— START —

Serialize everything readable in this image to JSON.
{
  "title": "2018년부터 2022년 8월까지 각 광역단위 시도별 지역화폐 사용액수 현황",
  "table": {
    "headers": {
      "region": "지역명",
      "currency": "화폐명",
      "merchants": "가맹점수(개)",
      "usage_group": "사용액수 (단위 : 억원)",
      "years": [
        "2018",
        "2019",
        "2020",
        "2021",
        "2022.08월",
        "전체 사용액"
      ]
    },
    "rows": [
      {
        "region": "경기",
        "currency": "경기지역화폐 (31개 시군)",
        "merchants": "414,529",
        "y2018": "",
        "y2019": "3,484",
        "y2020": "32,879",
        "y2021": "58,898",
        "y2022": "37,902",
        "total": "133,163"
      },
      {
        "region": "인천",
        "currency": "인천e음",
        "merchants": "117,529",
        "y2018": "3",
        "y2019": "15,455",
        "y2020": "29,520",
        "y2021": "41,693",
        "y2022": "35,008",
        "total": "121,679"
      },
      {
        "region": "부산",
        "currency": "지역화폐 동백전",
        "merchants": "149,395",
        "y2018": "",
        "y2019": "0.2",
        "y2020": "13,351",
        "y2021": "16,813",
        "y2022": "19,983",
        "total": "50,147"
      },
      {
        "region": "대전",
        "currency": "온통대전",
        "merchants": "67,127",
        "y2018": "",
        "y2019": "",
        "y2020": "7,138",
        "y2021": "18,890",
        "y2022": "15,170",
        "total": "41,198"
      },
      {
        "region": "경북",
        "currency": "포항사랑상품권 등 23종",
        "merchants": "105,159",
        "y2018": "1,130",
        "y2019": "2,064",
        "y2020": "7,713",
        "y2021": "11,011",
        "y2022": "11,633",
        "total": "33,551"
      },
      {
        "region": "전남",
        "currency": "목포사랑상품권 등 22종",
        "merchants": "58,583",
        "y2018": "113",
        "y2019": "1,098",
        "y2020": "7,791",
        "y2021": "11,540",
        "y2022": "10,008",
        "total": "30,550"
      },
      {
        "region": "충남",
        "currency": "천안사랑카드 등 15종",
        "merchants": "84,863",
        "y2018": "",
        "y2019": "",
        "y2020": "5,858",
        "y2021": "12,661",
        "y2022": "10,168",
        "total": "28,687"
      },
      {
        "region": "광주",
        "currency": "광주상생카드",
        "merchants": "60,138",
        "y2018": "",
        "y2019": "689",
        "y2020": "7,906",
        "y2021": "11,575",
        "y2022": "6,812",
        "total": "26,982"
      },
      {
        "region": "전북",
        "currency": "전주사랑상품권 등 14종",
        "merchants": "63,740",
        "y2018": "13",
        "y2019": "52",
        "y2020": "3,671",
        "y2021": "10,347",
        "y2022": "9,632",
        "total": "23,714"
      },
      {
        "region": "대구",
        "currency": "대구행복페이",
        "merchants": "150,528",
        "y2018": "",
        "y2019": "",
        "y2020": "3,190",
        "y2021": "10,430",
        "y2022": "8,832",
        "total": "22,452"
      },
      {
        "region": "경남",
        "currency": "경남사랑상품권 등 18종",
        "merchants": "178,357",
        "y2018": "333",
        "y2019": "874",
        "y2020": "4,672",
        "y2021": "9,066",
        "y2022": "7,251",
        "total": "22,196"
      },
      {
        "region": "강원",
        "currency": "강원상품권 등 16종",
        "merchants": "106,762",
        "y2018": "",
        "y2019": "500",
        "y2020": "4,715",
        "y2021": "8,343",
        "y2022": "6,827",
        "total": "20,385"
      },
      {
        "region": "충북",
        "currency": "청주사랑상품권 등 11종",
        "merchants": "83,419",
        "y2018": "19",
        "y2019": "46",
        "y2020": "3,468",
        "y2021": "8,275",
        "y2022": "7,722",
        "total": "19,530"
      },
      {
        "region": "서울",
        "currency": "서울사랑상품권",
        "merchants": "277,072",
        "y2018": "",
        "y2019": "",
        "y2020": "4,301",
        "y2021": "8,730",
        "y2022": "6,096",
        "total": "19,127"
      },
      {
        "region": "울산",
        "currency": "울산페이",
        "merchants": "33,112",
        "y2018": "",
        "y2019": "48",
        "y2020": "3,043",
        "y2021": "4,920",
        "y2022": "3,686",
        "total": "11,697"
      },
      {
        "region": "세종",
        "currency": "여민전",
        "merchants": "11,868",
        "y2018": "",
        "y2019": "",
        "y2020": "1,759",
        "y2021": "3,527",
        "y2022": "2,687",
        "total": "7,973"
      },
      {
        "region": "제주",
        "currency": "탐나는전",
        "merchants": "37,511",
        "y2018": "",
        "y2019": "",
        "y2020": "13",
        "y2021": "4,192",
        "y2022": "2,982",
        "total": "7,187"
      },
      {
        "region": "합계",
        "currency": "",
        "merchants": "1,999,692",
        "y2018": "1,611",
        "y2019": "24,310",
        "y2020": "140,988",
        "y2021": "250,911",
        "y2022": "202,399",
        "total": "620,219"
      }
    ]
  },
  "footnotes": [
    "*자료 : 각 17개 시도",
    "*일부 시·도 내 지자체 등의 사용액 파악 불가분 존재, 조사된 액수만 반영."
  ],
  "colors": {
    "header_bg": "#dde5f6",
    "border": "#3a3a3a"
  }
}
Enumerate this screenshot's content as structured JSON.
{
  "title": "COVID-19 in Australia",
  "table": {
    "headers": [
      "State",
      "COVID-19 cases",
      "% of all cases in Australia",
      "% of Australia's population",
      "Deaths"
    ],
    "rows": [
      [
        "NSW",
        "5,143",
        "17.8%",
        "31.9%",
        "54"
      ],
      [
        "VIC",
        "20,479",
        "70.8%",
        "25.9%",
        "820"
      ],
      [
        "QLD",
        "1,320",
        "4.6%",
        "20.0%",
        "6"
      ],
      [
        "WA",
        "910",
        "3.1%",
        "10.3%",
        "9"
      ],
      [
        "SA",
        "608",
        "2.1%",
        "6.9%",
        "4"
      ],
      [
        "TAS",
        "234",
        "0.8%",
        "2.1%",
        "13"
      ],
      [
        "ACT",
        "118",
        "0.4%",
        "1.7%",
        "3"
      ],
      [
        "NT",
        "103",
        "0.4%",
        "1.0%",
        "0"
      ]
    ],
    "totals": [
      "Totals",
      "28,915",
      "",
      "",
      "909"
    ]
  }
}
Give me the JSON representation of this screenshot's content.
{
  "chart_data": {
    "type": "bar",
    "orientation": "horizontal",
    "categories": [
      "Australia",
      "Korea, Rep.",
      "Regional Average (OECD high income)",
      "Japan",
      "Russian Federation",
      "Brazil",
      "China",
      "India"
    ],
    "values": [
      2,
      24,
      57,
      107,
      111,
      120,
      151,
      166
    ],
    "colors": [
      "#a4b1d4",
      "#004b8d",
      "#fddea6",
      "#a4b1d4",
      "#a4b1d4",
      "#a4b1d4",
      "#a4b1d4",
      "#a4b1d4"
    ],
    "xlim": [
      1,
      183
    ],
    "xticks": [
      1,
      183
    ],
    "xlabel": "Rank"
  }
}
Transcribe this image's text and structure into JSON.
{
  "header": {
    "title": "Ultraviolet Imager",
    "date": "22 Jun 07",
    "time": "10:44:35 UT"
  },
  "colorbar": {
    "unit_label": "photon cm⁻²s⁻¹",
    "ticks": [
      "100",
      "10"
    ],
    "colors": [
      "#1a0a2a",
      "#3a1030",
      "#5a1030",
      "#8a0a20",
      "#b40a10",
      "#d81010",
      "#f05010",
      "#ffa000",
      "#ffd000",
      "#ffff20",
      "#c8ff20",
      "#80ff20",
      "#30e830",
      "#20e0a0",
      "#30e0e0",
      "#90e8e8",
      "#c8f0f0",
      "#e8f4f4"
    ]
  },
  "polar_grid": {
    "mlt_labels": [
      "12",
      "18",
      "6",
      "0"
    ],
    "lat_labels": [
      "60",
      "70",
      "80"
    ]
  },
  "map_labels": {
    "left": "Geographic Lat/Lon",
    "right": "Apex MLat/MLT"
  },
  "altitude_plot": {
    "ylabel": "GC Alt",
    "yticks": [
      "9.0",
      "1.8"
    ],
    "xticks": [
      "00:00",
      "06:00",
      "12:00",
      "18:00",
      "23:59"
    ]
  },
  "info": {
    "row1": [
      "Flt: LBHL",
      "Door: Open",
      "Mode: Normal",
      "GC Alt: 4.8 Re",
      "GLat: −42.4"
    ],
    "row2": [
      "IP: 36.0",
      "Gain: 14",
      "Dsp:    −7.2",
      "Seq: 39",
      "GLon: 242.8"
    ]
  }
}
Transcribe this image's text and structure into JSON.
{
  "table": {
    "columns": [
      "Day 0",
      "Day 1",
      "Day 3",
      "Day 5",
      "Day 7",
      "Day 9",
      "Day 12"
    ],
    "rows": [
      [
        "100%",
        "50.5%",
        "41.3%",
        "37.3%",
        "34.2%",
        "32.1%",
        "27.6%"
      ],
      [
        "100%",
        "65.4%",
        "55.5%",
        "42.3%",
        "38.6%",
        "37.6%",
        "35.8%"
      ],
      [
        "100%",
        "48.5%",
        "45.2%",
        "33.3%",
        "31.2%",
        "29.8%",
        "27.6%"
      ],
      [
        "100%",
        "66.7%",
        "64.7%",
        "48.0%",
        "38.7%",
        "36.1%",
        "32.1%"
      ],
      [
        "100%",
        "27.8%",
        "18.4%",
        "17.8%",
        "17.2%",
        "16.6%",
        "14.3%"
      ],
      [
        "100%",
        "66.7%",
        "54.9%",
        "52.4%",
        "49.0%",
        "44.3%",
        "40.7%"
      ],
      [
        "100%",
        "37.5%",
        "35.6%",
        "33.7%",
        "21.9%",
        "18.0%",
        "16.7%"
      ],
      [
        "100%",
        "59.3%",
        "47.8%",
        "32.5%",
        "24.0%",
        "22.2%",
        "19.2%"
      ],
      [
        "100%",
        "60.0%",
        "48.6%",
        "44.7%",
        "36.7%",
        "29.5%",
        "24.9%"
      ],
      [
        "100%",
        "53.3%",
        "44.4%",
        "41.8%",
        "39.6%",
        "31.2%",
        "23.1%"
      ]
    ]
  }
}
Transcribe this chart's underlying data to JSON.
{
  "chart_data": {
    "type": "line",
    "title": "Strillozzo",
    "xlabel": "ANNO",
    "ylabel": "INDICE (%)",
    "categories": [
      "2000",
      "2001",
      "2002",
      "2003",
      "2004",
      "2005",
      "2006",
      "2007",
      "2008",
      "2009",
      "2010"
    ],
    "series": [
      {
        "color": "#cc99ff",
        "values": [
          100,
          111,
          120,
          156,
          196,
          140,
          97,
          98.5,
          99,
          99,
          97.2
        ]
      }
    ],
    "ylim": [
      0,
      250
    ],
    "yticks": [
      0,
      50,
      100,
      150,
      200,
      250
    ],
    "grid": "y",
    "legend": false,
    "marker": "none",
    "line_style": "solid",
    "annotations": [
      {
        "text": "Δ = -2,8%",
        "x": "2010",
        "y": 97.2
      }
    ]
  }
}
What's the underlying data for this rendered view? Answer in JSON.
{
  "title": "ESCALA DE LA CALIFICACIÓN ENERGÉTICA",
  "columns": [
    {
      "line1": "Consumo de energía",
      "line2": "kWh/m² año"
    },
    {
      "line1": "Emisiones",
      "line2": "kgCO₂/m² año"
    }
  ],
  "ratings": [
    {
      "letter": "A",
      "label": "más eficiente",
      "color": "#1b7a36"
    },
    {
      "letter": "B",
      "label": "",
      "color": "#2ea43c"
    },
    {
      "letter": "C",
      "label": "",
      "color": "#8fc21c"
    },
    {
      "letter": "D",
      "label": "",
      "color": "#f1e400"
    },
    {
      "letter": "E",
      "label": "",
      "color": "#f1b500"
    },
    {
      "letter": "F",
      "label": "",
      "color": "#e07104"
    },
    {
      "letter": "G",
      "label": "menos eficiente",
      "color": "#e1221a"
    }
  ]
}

— END —

▶ [Exercise goal]: Using the entries above, return each line in which the word "COVID" occurs.

▶ [The solution]:
  "title": "COVID-19 in Australia",
      "COVID-19 cases",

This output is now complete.